## What you are asked to do
Which lines have the string "äventyr"? Copy all of them from the entries below.

## Record list
- - -
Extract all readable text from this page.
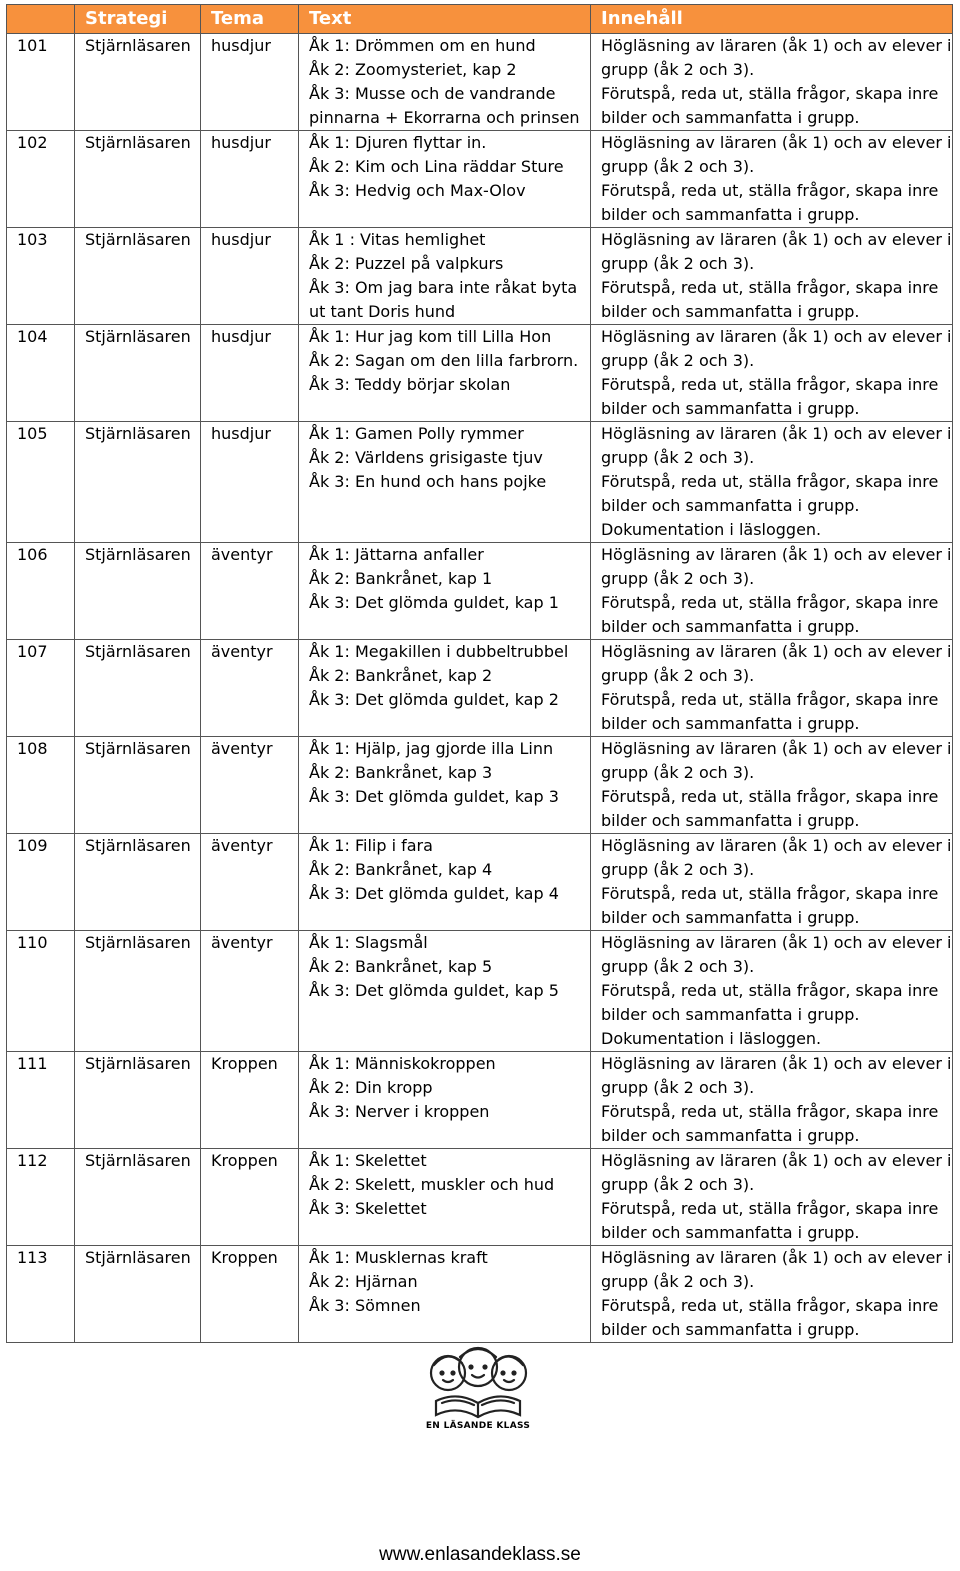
	Strategi	Tema	Text	Innehåll
101	Stjärnläsaren	husdjur	Åk 1: Drömmen om en hund
Åk 2: Zoomysteriet, kap 2
Åk 3: Musse och de vandrande
pinnarna + Ekorrarna och prinsen	Högläsning av läraren (åk 1) och av elever i
grupp (åk 2 och 3).
Förutspå, reda ut, ställa frågor, skapa inre
bilder och sammanfatta i grupp.

102	Stjärnläsaren	husdjur	Åk 1: Djuren flyttar in.
Åk 2: Kim och Lina räddar Sture
Åk 3: Hedvig och Max-Olov	Högläsning av läraren (åk 1) och av elever i
grupp (åk 2 och 3).
Förutspå, reda ut, ställa frågor, skapa inre
bilder och sammanfatta i grupp.

103	Stjärnläsaren	husdjur	Åk 1 : Vitas hemlighet
Åk 2: Puzzel på valpkurs
Åk 3: Om jag bara inte råkat byta
ut tant Doris hund	Högläsning av läraren (åk 1) och av elever i
grupp (åk 2 och 3).
Förutspå, reda ut, ställa frågor, skapa inre
bilder och sammanfatta i grupp.

104	Stjärnläsaren	husdjur	Åk 1: Hur jag kom till Lilla Hon
Åk 2: Sagan om den lilla farbrorn.
Åk 3: Teddy börjar skolan	Högläsning av läraren (åk 1) och av elever i
grupp (åk 2 och 3).
Förutspå, reda ut, ställa frågor, skapa inre
bilder och sammanfatta i grupp.

105	Stjärnläsaren	husdjur	Åk 1: Gamen Polly rymmer
Åk 2: Världens grisigaste tjuv
Åk 3: En hund och hans pojke	Högläsning av läraren (åk 1) och av elever i
grupp (åk 2 och 3).
Förutspå, reda ut, ställa frågor, skapa inre
bilder och sammanfatta i grupp.
Dokumentation i läsloggen.

106	Stjärnläsaren	äventyr	Åk 1: Jättarna anfaller
Åk 2: Bankrånet, kap 1
Åk 3: Det glömda guldet, kap 1	Högläsning av läraren (åk 1) och av elever i
grupp (åk 2 och 3).
Förutspå, reda ut, ställa frågor, skapa inre
bilder och sammanfatta i grupp.

107	Stjärnläsaren	äventyr	Åk 1: Megakillen i dubbeltrubbel
Åk 2: Bankrånet, kap 2
Åk 3: Det glömda guldet, kap 2	Högläsning av läraren (åk 1) och av elever i
grupp (åk 2 och 3).
Förutspå, reda ut, ställa frågor, skapa inre
bilder och sammanfatta i grupp.

108	Stjärnläsaren	äventyr	Åk 1: Hjälp, jag gjorde illa Linn
Åk 2: Bankrånet, kap 3
Åk 3: Det glömda guldet, kap 3	Högläsning av läraren (åk 1) och av elever i
grupp (åk 2 och 3).
Förutspå, reda ut, ställa frågor, skapa inre
bilder och sammanfatta i grupp.

109	Stjärnläsaren	äventyr	Åk 1: Filip i fara
Åk 2: Bankrånet, kap 4
Åk 3: Det glömda guldet, kap 4	Högläsning av läraren (åk 1) och av elever i
grupp (åk 2 och 3).
Förutspå, reda ut, ställa frågor, skapa inre
bilder och sammanfatta i grupp.

110	Stjärnläsaren	äventyr	Åk 1: Slagsmål
Åk 2: Bankrånet, kap 5
Åk 3: Det glömda guldet, kap 5	Högläsning av läraren (åk 1) och av elever i
grupp (åk 2 och 3).
Förutspå, reda ut, ställa frågor, skapa inre
bilder och sammanfatta i grupp.
Dokumentation i läsloggen.

111	Stjärnläsaren	Kroppen	Åk 1: Människokroppen
Åk 2: Din kropp
Åk 3: Nerver i kroppen	Högläsning av läraren (åk 1) och av elever i
grupp (åk 2 och 3).
Förutspå, reda ut, ställa frågor, skapa inre
bilder och sammanfatta i grupp.

112	Stjärnläsaren	Kroppen	Åk 1: Skelettet
Åk 2: Skelett, muskler och hud
Åk 3: Skelettet	Högläsning av läraren (åk 1) och av elever i
grupp (åk 2 och 3).
Förutspå, reda ut, ställa frågor, skapa inre
bilder och sammanfatta i grupp.

113	Stjärnläsaren	Kroppen	Åk 1: Musklernas kraft
Åk 2: Hjärnan
Åk 3: Sömnen	Högläsning av läraren (åk 1) och av elever i
grupp (åk 2 och 3).
Förutspå, reda ut, ställa frågor, skapa inre
bilder och sammanfatta i grupp.
EN LÄSANDE KLASS
www.enlasandeklass.se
- - -
## Written answer
106	Stjärnläsaren	äventyr	Åk 1: Jättarna anfaller
107	Stjärnläsaren	äventyr	Åk 1: Megakillen i dubbeltrubbel
108	Stjärnläsaren	äventyr	Åk 1: Hjälp, jag gjorde illa Linn
109	Stjärnläsaren	äventyr	Åk 1: Filip i fara
110	Stjärnläsaren	äventyr	Åk 1: Slagsmål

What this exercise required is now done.